Exclude the pictures and return every line exactly as written.

EXERCISE INPUT:
— BEGIN —

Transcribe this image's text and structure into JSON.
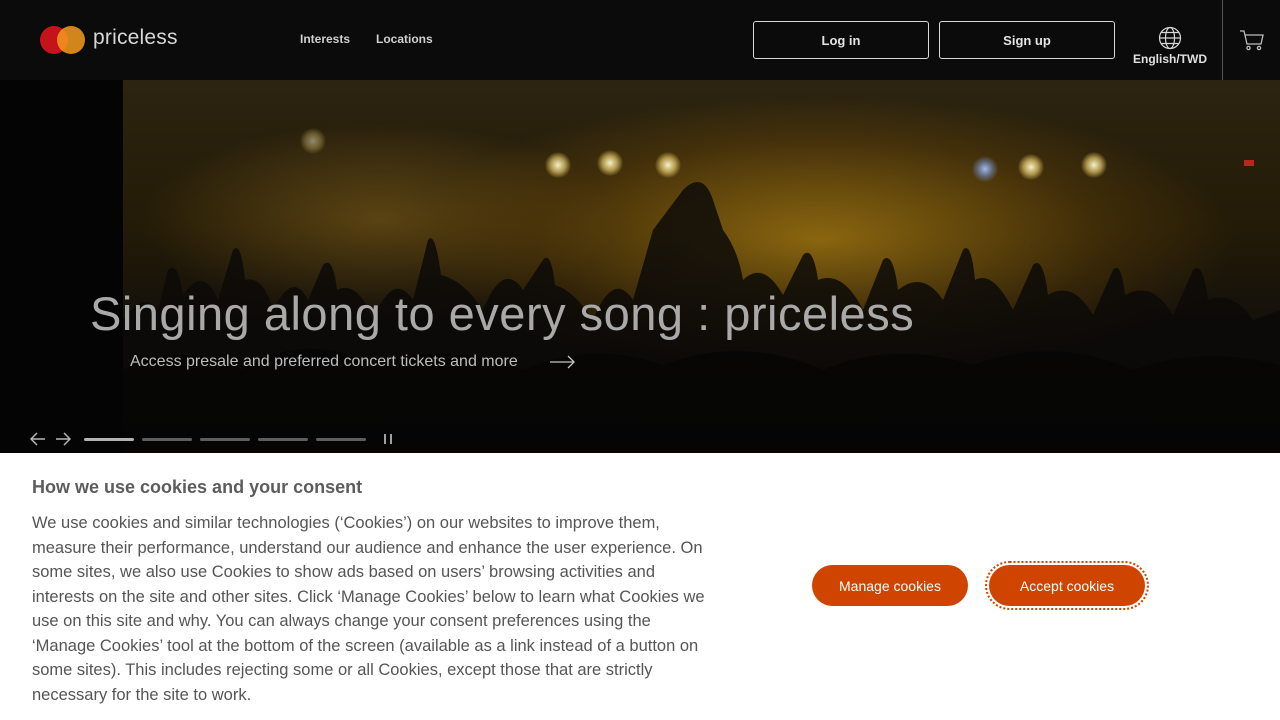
{
  "header": {
    "brand": "priceless",
    "nav": [
      {
        "label": "Interests"
      },
      {
        "label": "Locations"
      }
    ],
    "login_label": "Log in",
    "signup_label": "Sign up",
    "locale_label": "English/TWD",
    "icons": {
      "language": "globe-icon",
      "cart": "cart-icon"
    }
  },
  "hero": {
    "title": "Singing along to every song :  priceless",
    "subtitle": "Access presale and preferred concert tickets and more",
    "slides_count": 5,
    "active_slide": 1,
    "icons": {
      "prev": "arrow-left-icon",
      "next": "arrow-right-icon",
      "pause": "pause-icon",
      "cta": "arrow-right-icon"
    }
  },
  "cookie_banner": {
    "title": "How we use cookies and your consent",
    "body": "We use cookies and similar technologies (‘Cookies’) on our websites to improve them, measure their performance, understand our audience and enhance the user experience. On some sites, we also use Cookies to show ads based on users’ browsing activities and interests on the site and other sites. Click ‘Manage Cookies’ below to learn what Cookies we use on this site and why. You can always change your consent preferences using the ‘Manage Cookies’ tool at the bottom of the screen (available as a link instead of a button on some sites). This includes rejecting some or all Cookies, except those that are strictly necessary for the site to work.",
    "manage_label": "Manage cookies",
    "accept_label": "Accept cookies"
  },
  "colors": {
    "header_bg": "#0b0b0b",
    "accent": "#cf4500",
    "mastercard_red": "#c5131b",
    "mastercard_orange": "#f49b1d"
  }
}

— END —

WRITTEN ANSWER:
Transcribe this image's text and structure into JSON.
{
  "header": {
    "brand": "priceless",
    "nav": [
      {
        "label": "Interests"
      },
      {
        "label": "Locations"
      }
    ],
    "login_label": "Log in",
    "signup_label": "Sign up",
    "locale_label": "English/TWD",
    "icons": {
      "language": "globe-icon",
      "cart": "cart-icon"
    }
  },
  "hero": {
    "title": "Singing along to every song :  priceless",
    "subtitle": "Access presale and preferred concert tickets and more",
    "slides_count": 5,
    "active_slide": 1,
    "icons": {
      "prev": "arrow-left-icon",
      "next": "arrow-right-icon",
      "pause": "pause-icon",
      "cta": "arrow-right-icon"
    }
  },
  "cookie_banner": {
    "title": "How we use cookies and your consent",
    "body": "We use cookies and similar technologies (‘Cookies’) on our websites to improve them, measure their performance, understand our audience and enhance the user experience. On some sites, we also use Cookies to show ads based on users’ browsing activities and interests on the site and other sites. Click ‘Manage Cookies’ below to learn what Cookies we use on this site and why. You can always change your consent preferences using the ‘Manage Cookies’ tool at the bottom of the screen (available as a link instead of a button on some sites). This includes rejecting some or all Cookies, except those that are strictly necessary for the site to work.",
    "manage_label": "Manage cookies",
    "accept_label": "Accept cookies"
  },
  "colors": {
    "header_bg": "#0b0b0b",
    "accent": "#cf4500",
    "mastercard_red": "#c5131b",
    "mastercard_orange": "#f49b1d"
  }
}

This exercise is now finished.